--- LISTED RECORDS ---

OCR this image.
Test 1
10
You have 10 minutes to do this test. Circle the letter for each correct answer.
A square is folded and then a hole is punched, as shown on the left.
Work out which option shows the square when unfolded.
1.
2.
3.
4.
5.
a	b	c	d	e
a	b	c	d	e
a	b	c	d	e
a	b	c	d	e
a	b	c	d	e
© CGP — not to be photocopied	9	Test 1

---

▶ [REQUIREMENT]:
Repeat the data in its entirety, character for character.

▶ [WRITTEN RESPONSE]:
OCR this image.
Test 1
10
You have 10 minutes to do this test. Circle the letter for each correct answer.
A square is folded and then a hole is punched, as shown on the left.
Work out which option shows the square when unfolded.
1.
2.
3.
4.
5.
a	b	c	d	e
a	b	c	d	e
a	b	c	d	e
a	b	c	d	e
a	b	c	d	e
© CGP — not to be photocopied	9	Test 1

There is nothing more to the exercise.